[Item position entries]
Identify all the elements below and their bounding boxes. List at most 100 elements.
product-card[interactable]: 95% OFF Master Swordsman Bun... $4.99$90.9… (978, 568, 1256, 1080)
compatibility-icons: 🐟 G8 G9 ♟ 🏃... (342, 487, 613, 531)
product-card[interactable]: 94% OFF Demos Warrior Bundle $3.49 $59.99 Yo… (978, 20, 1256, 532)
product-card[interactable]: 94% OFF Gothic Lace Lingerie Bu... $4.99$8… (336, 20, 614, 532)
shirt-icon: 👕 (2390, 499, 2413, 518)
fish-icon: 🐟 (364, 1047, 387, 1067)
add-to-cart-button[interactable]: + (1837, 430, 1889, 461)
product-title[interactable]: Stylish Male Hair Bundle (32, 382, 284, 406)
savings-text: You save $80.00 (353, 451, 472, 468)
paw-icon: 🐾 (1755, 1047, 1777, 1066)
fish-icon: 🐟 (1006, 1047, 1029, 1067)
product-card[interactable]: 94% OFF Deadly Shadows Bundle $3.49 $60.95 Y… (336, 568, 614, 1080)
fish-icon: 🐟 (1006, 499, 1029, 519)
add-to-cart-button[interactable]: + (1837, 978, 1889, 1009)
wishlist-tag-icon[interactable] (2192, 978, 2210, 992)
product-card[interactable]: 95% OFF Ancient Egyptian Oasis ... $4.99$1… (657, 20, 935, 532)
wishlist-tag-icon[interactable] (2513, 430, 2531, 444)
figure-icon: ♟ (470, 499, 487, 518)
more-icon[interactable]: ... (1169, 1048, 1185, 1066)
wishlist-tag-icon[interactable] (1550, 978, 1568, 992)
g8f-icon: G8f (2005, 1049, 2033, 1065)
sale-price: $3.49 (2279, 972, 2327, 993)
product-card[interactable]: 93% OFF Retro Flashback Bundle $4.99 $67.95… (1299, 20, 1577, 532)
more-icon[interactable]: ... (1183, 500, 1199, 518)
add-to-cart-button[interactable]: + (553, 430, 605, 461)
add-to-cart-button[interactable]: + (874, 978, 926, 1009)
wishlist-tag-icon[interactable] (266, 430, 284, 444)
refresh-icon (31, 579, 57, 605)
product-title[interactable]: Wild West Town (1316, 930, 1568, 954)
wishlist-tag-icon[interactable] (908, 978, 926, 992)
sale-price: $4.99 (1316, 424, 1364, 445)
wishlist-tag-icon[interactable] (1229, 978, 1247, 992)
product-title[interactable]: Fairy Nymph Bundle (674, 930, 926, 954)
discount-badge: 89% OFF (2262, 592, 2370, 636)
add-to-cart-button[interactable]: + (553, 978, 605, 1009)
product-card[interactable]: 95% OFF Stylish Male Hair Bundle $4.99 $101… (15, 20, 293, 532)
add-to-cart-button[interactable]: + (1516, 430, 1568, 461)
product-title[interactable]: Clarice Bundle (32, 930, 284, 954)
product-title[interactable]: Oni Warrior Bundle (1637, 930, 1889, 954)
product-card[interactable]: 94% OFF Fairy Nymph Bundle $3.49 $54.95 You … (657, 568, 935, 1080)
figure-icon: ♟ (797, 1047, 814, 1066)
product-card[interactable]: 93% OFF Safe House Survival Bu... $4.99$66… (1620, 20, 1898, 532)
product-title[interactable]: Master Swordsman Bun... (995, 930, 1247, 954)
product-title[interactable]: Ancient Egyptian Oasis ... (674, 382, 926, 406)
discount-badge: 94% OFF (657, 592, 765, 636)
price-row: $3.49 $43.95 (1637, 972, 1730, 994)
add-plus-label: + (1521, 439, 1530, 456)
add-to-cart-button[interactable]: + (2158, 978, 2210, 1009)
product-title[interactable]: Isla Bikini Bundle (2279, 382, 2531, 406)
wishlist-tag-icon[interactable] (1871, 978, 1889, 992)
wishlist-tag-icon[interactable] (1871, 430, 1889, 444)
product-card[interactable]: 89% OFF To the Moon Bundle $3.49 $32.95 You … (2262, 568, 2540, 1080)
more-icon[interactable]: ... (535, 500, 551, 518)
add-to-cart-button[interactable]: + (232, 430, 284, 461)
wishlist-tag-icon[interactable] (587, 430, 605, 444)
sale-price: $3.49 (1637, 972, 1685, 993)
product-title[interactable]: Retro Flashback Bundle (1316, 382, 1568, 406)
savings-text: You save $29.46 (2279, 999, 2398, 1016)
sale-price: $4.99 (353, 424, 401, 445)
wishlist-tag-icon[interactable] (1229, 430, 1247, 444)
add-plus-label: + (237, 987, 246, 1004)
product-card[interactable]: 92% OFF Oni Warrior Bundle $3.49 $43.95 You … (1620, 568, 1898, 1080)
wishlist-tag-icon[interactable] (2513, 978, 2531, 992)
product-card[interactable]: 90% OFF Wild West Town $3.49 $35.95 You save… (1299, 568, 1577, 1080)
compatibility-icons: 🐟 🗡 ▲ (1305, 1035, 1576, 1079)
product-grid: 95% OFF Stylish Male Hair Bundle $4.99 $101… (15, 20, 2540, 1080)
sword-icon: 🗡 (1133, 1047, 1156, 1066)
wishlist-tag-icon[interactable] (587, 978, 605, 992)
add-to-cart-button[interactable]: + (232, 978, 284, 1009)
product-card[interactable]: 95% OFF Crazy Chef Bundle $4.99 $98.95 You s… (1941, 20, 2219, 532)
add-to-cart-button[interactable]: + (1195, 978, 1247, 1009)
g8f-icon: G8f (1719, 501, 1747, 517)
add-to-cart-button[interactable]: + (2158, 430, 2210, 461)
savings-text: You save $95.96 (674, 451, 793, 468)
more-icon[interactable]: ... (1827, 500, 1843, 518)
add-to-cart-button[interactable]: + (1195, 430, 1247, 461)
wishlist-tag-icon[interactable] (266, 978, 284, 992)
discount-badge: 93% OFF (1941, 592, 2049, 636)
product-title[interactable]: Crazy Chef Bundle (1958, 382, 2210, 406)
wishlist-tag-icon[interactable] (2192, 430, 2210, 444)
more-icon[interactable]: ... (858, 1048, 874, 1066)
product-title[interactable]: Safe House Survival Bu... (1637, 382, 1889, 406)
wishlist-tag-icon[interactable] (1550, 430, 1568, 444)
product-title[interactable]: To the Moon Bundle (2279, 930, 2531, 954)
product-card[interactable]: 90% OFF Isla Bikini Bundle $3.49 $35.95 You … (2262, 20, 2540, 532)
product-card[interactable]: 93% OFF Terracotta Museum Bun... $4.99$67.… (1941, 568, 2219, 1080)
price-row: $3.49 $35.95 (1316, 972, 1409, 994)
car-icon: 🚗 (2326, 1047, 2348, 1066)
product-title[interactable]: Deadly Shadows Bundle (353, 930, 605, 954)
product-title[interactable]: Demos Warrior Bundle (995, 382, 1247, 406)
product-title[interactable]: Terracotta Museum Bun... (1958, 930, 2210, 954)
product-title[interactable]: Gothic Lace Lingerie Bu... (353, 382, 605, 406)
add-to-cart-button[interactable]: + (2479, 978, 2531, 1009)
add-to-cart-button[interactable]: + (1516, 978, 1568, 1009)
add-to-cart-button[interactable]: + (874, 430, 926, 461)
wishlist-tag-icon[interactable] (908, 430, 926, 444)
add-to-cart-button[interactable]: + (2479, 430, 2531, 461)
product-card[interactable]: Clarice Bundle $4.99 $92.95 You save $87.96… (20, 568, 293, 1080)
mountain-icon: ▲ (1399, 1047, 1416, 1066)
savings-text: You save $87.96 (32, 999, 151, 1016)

Aim -
Could you turn all the lines above into a JSON list of strings, one string per line, leaving out any blank lines?

Written response -
[
  "Identify all the elements below and their bounding boxes. List at most 100 elements.",
  "product-card[interactable]: 95% OFF Master Swordsman Bun... $4.99$90.9… (978, 568, 1256, 1080)",
  "compatibility-icons: 🐟 G8 G9 ♟ 🏃... (342, 487, 613, 531)",
  "product-card[interactable]: 94% OFF Demos Warrior Bundle $3.49 $59.99 Yo… (978, 20, 1256, 532)",
  "product-card[interactable]: 94% OFF Gothic Lace Lingerie Bu... $4.99$8… (336, 20, 614, 532)",
  "shirt-icon: 👕 (2390, 499, 2413, 518)",
  "fish-icon: 🐟 (364, 1047, 387, 1067)",
  "add-to-cart-button[interactable]: + (1837, 430, 1889, 461)",
  "product-title[interactable]: Stylish Male Hair Bundle (32, 382, 284, 406)",
  "savings-text: You save $80.00 (353, 451, 472, 468)",
  "paw-icon: 🐾 (1755, 1047, 1777, 1066)",
  "fish-icon: 🐟 (1006, 1047, 1029, 1067)",
  "product-card[interactable]: 94% OFF Deadly Shadows Bundle $3.49 $60.95 Y… (336, 568, 614, 1080)",
  "fish-icon: 🐟 (1006, 499, 1029, 519)",
  "add-to-cart-button[interactable]: + (1837, 978, 1889, 1009)",
  "wishlist-tag-icon[interactable] (2192, 978, 2210, 992)",
  "product-card[interactable]: 95% OFF Ancient Egyptian Oasis ... $4.99$1… (657, 20, 935, 532)",
  "wishlist-tag-icon[interactable] (2513, 430, 2531, 444)",
  "figure-icon: ♟ (470, 499, 487, 518)",
  "more-icon[interactable]: ... (1169, 1048, 1185, 1066)",
  "wishlist-tag-icon[interactable] (1550, 978, 1568, 992)",
  "g8f-icon: G8f (2005, 1049, 2033, 1065)",
  "sale-price: $3.49 (2279, 972, 2327, 993)",
  "product-card[interactable]: 93% OFF Retro Flashback Bundle $4.99 $67.95… (1299, 20, 1577, 532)",
  "more-icon[interactable]: ... (1183, 500, 1199, 518)",
  "add-to-cart-button[interactable]: + (553, 430, 605, 461)",
  "add-to-cart-button[interactable]: + (874, 978, 926, 1009)",
  "wishlist-tag-icon[interactable] (266, 430, 284, 444)",
  "refresh-icon (31, 579, 57, 605)",
  "product-title[interactable]: Wild West Town (1316, 930, 1568, 954)",
  "wishlist-tag-icon[interactable] (908, 978, 926, 992)",
  "sale-price: $4.99 (1316, 424, 1364, 445)",
  "wishlist-tag-icon[interactable] (1229, 978, 1247, 992)",
  "product-title[interactable]: Fairy Nymph Bundle (674, 930, 926, 954)",
  "discount-badge: 89% OFF (2262, 592, 2370, 636)",
  "add-to-cart-button[interactable]: + (553, 978, 605, 1009)",
  "product-card[interactable]: 95% OFF Stylish Male Hair Bundle $4.99 $101… (15, 20, 293, 532)",
  "add-to-cart-button[interactable]: + (1516, 430, 1568, 461)",
  "product-title[interactable]: Clarice Bundle (32, 930, 284, 954)",
  "product-title[interactable]: Oni Warrior Bundle (1637, 930, 1889, 954)",
  "product-card[interactable]: 94% OFF Fairy Nymph Bundle $3.49 $54.95 You … (657, 568, 935, 1080)",
  "figure-icon: ♟ (797, 1047, 814, 1066)",
  "product-card[interactable]: 93% OFF Safe House Survival Bu... $4.99$66… (1620, 20, 1898, 532)",
  "product-title[interactable]: Master Swordsman Bun... (995, 930, 1247, 954)",
  "product-title[interactable]: Ancient Egyptian Oasis ... (674, 382, 926, 406)",
  "discount-badge: 94% OFF (657, 592, 765, 636)",
  "price-row: $3.49 $43.95 (1637, 972, 1730, 994)",
  "add-plus-label: + (1521, 439, 1530, 456)",
  "add-to-cart-button[interactable]: + (2158, 978, 2210, 1009)",
  "product-title[interactable]: Isla Bikini Bundle (2279, 382, 2531, 406)",
  "wishlist-tag-icon[interactable] (1871, 978, 1889, 992)",
  "wishlist-tag-icon[interactable] (1871, 430, 1889, 444)",
  "product-card[interactable]: 89% OFF To the Moon Bundle $3.49 $32.95 You … (2262, 568, 2540, 1080)",
  "more-icon[interactable]: ... (535, 500, 551, 518)",
  "add-to-cart-button[interactable]: + (232, 430, 284, 461)",
  "wishlist-tag-icon[interactable] (587, 430, 605, 444)",
  "sale-price: $3.49 (1637, 972, 1685, 993)",
  "product-title[interactable]: Retro Flashback Bundle (1316, 382, 1568, 406)",
  "savings-text: You save $29.46 (2279, 999, 2398, 1016)",
  "sale-price: $4.99 (353, 424, 401, 445)",
  "wishlist-tag-icon[interactable] (1229, 430, 1247, 444)",
  "add-plus-label: + (237, 987, 246, 1004)",
  "product-card[interactable]: 92% OFF Oni Warrior Bundle $3.49 $43.95 You … (1620, 568, 1898, 1080)",
  "wishlist-tag-icon[interactable] (2513, 978, 2531, 992)",
  "product-card[interactable]: 90% OFF Wild West Town $3.49 $35.95 You save… (1299, 568, 1577, 1080)",
  "compatibility-icons: 🐟 🗡 ▲ (1305, 1035, 1576, 1079)",
  "product-grid: 95% OFF Stylish Male Hair Bundle $4.99 $101… (15, 20, 2540, 1080)",
  "sword-icon: 🗡 (1133, 1047, 1156, 1066)",
  "wishlist-tag-icon[interactable] (587, 978, 605, 992)",
  "add-to-cart-button[interactable]: + (232, 978, 284, 1009)",
  "product-card[interactable]: 95% OFF Crazy Chef Bundle $4.99 $98.95 You s… (1941, 20, 2219, 532)",
  "add-to-cart-button[interactable]: + (1195, 978, 1247, 1009)",
  "g8f-icon: G8f (1719, 501, 1747, 517)",
  "add-to-cart-button[interactable]: + (2158, 430, 2210, 461)",
  "savings-text: You save $95.96 (674, 451, 793, 468)",
  "more-icon[interactable]: ... (1827, 500, 1843, 518)",
  "add-to-cart-button[interactable]: + (1195, 430, 1247, 461)",
  "wishlist-tag-icon[interactable] (266, 978, 284, 992)",
  "discount-badge: 93% OFF (1941, 592, 2049, 636)",
  "product-title[interactable]: Crazy Chef Bundle (1958, 382, 2210, 406)",
  "wishlist-tag-icon[interactable] (2192, 430, 2210, 444)",
  "more-icon[interactable]: ... (858, 1048, 874, 1066)",
  "product-title[interactable]: Safe House Survival Bu... (1637, 382, 1889, 406)",
  "wishlist-tag-icon[interactable] (1550, 430, 1568, 444)",
  "product-title[interactable]: To the Moon Bundle (2279, 930, 2531, 954)",
  "product-card[interactable]: 90% OFF Isla Bikini Bundle $3.49 $35.95 You … (2262, 20, 2540, 532)",
  "product-card[interactable]: 93% OFF Terracotta Museum Bun... $4.99$67.… (1941, 568, 2219, 1080)",
  "price-row: $3.49 $35.95 (1316, 972, 1409, 994)",
  "car-icon: 🚗 (2326, 1047, 2348, 1066)",
  "product-title[interactable]: Deadly Shadows Bundle (353, 930, 605, 954)",
  "product-title[interactable]: Demos Warrior Bundle (995, 382, 1247, 406)",
  "product-title[interactable]: Terracotta Museum Bun... (1958, 930, 2210, 954)",
  "product-title[interactable]: Gothic Lace Lingerie Bu... (353, 382, 605, 406)",
  "add-to-cart-button[interactable]: + (2479, 978, 2531, 1009)",
  "add-to-cart-button[interactable]: + (1516, 978, 1568, 1009)",
  "add-to-cart-button[interactable]: + (874, 430, 926, 461)",
  "wishlist-tag-icon[interactable] (908, 430, 926, 444)",
  "add-to-cart-button[interactable]: + (2479, 430, 2531, 461)",
  "product-card[interactable]: Clarice Bundle $4.99 $92.95 You save $87.96… (20, 568, 293, 1080)",
  "mountain-icon: ▲ (1399, 1047, 1416, 1066)",
  "savings-text: You save $87.96 (32, 999, 151, 1016)"
]